**Exercise**
Reproduce every record below exactly as written, but leave out any pictures.

**Given entries**

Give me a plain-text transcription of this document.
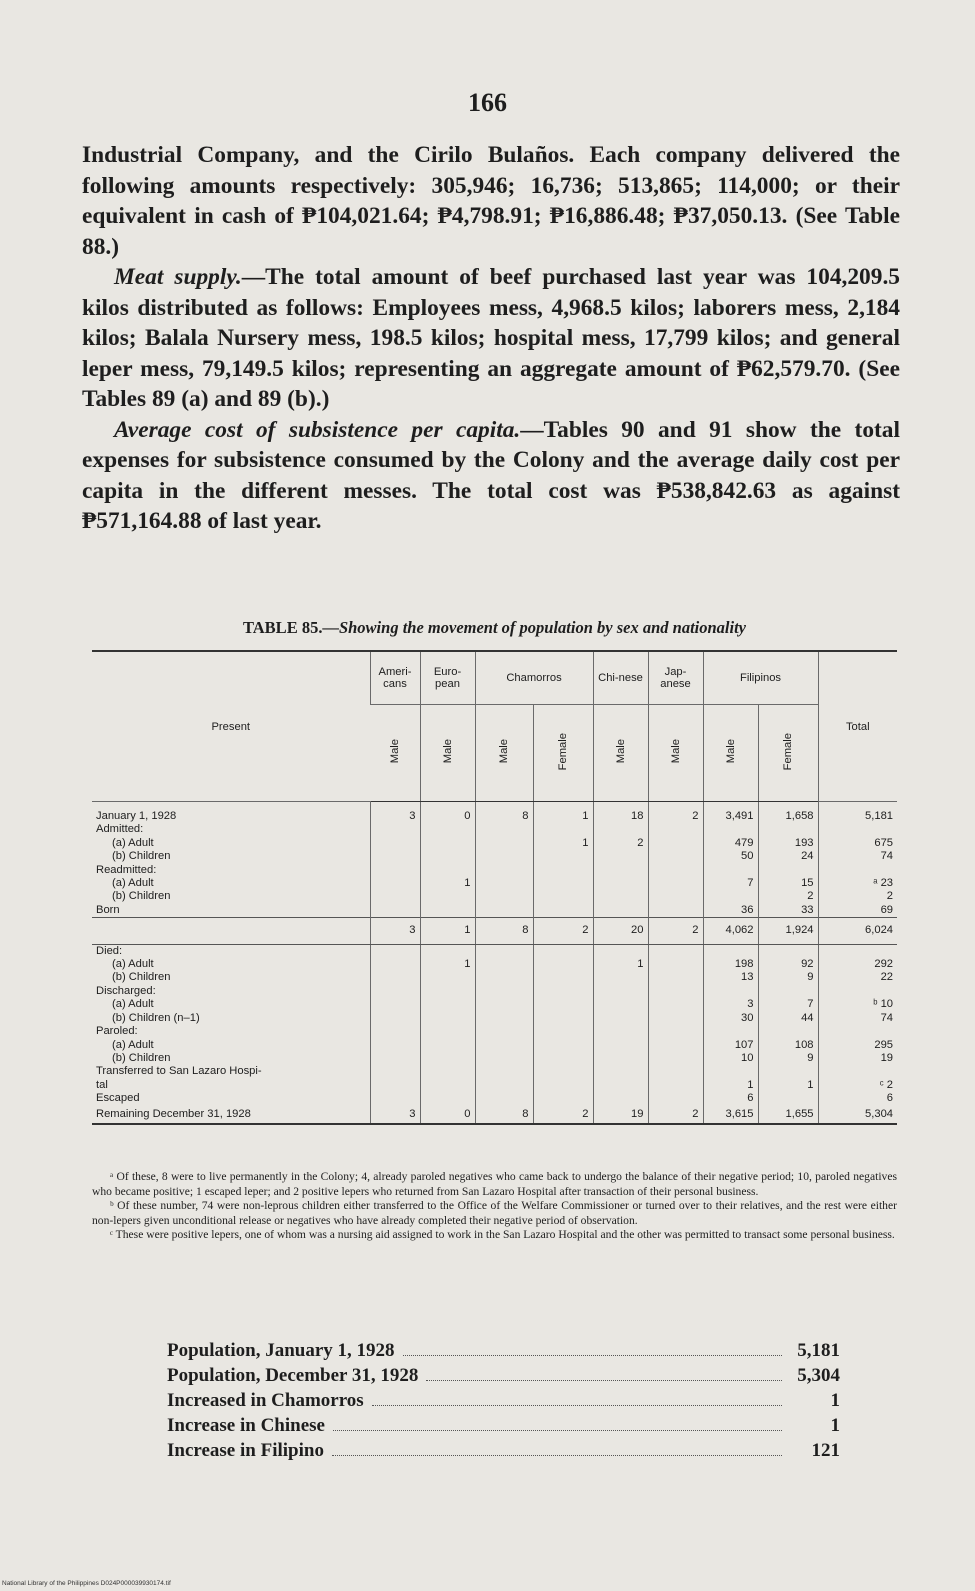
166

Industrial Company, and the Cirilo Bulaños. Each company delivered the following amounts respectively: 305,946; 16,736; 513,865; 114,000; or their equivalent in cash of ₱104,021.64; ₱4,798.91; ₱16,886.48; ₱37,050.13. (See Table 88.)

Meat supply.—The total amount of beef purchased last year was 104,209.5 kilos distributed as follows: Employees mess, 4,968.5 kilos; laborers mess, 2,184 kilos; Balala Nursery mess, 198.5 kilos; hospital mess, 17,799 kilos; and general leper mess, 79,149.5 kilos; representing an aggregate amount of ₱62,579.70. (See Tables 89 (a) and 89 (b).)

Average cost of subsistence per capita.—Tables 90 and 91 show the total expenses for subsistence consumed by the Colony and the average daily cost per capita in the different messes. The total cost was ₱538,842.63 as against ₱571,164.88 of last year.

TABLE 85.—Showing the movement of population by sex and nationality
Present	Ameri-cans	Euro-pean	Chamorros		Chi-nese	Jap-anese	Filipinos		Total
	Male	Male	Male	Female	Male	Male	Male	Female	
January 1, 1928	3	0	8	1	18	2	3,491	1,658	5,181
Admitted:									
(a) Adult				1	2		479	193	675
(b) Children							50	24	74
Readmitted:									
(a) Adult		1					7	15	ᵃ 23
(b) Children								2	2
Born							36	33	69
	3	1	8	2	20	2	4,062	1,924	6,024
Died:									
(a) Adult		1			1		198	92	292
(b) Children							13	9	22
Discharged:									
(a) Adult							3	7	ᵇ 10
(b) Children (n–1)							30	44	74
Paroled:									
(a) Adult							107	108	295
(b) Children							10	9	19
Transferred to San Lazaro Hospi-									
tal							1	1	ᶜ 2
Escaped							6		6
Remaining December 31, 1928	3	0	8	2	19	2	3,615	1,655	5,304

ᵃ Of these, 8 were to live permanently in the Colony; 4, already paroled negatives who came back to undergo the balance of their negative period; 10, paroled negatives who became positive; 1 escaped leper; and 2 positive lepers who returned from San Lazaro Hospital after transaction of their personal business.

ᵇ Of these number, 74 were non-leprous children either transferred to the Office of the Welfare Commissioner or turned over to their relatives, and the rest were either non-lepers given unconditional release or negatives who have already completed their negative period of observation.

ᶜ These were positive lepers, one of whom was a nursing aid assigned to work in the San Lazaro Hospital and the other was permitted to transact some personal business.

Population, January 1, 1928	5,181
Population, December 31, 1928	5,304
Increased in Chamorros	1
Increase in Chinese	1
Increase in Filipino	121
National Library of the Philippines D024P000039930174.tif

**Task answer**
Give me a plain-text transcription of this document.
166

Industrial Company, and the Cirilo Bulaños. Each company delivered the following amounts respectively: 305,946; 16,736; 513,865; 114,000; or their equivalent in cash of ₱104,021.64; ₱4,798.91; ₱16,886.48; ₱37,050.13. (See Table 88.)

Meat supply.—The total amount of beef purchased last year was 104,209.5 kilos distributed as follows: Employees mess, 4,968.5 kilos; laborers mess, 2,184 kilos; Balala Nursery mess, 198.5 kilos; hospital mess, 17,799 kilos; and general leper mess, 79,149.5 kilos; representing an aggregate amount of ₱62,579.70. (See Tables 89 (a) and 89 (b).)

Average cost of subsistence per capita.—Tables 90 and 91 show the total expenses for subsistence consumed by the Colony and the average daily cost per capita in the different messes. The total cost was ₱538,842.63 as against ₱571,164.88 of last year.

TABLE 85.—Showing the movement of population by sex and nationality
Present	Ameri-cans	Euro-pean	Chamorros		Chi-nese	Jap-anese	Filipinos		Total
	Male	Male	Male	Female	Male	Male	Male	Female	
January 1, 1928	3	0	8	1	18	2	3,491	1,658	5,181
Admitted:									
(a) Adult				1	2		479	193	675
(b) Children							50	24	74
Readmitted:									
(a) Adult		1					7	15	ᵃ 23
(b) Children								2	2
Born							36	33	69
	3	1	8	2	20	2	4,062	1,924	6,024
Died:									
(a) Adult		1			1		198	92	292
(b) Children							13	9	22
Discharged:									
(a) Adult							3	7	ᵇ 10
(b) Children (n–1)							30	44	74
Paroled:									
(a) Adult							107	108	295
(b) Children							10	9	19
Transferred to San Lazaro Hospi-									
tal							1	1	ᶜ 2
Escaped							6		6
Remaining December 31, 1928	3	0	8	2	19	2	3,615	1,655	5,304

ᵃ Of these, 8 were to live permanently in the Colony; 4, already paroled negatives who came back to undergo the balance of their negative period; 10, paroled negatives who became positive; 1 escaped leper; and 2 positive lepers who returned from San Lazaro Hospital after transaction of their personal business.

ᵇ Of these number, 74 were non-leprous children either transferred to the Office of the Welfare Commissioner or turned over to their relatives, and the rest were either non-lepers given unconditional release or negatives who have already completed their negative period of observation.

ᶜ These were positive lepers, one of whom was a nursing aid assigned to work in the San Lazaro Hospital and the other was permitted to transact some personal business.

Population, January 1, 1928	5,181
Population, December 31, 1928	5,304
Increased in Chamorros	1
Increase in Chinese	1
Increase in Filipino	121
National Library of the Philippines D024P000039930174.tif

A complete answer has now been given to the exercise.